**SET EXERCISE:**
Transcribe the material in full, exactly as written.

=== EXTRACTED RECORDS ===

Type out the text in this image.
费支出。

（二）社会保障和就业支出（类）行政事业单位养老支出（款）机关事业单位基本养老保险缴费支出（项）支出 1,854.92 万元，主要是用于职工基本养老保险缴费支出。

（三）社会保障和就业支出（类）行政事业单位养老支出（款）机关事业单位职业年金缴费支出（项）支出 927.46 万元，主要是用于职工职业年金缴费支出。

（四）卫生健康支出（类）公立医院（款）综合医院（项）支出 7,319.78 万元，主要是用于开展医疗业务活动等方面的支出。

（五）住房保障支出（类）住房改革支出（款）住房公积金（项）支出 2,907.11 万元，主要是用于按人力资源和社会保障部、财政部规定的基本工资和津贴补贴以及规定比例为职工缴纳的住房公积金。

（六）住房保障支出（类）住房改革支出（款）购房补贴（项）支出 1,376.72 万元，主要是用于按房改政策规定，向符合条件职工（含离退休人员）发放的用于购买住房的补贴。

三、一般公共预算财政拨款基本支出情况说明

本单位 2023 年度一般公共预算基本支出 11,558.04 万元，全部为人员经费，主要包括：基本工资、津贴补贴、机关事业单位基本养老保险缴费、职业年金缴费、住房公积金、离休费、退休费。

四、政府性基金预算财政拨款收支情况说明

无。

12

===

**SOLUTION TO THIS EXERCISE:**
Type out the text in this image.
费支出。

（二）社会保障和就业支出（类）行政事业单位养老支出（款）机关事业单位基本养老保险缴费支出（项）支出 1,854.92 万元，主要是用于职工基本养老保险缴费支出。

（三）社会保障和就业支出（类）行政事业单位养老支出（款）机关事业单位职业年金缴费支出（项）支出 927.46 万元，主要是用于职工职业年金缴费支出。

（四）卫生健康支出（类）公立医院（款）综合医院（项）支出 7,319.78 万元，主要是用于开展医疗业务活动等方面的支出。

（五）住房保障支出（类）住房改革支出（款）住房公积金（项）支出 2,907.11 万元，主要是用于按人力资源和社会保障部、财政部规定的基本工资和津贴补贴以及规定比例为职工缴纳的住房公积金。

（六）住房保障支出（类）住房改革支出（款）购房补贴（项）支出 1,376.72 万元，主要是用于按房改政策规定，向符合条件职工（含离退休人员）发放的用于购买住房的补贴。

三、一般公共预算财政拨款基本支出情况说明

本单位 2023 年度一般公共预算基本支出 11,558.04 万元，全部为人员经费，主要包括：基本工资、津贴补贴、机关事业单位基本养老保险缴费、职业年金缴费、住房公积金、离休费、退休费。

四、政府性基金预算财政拨款收支情况说明

无。

12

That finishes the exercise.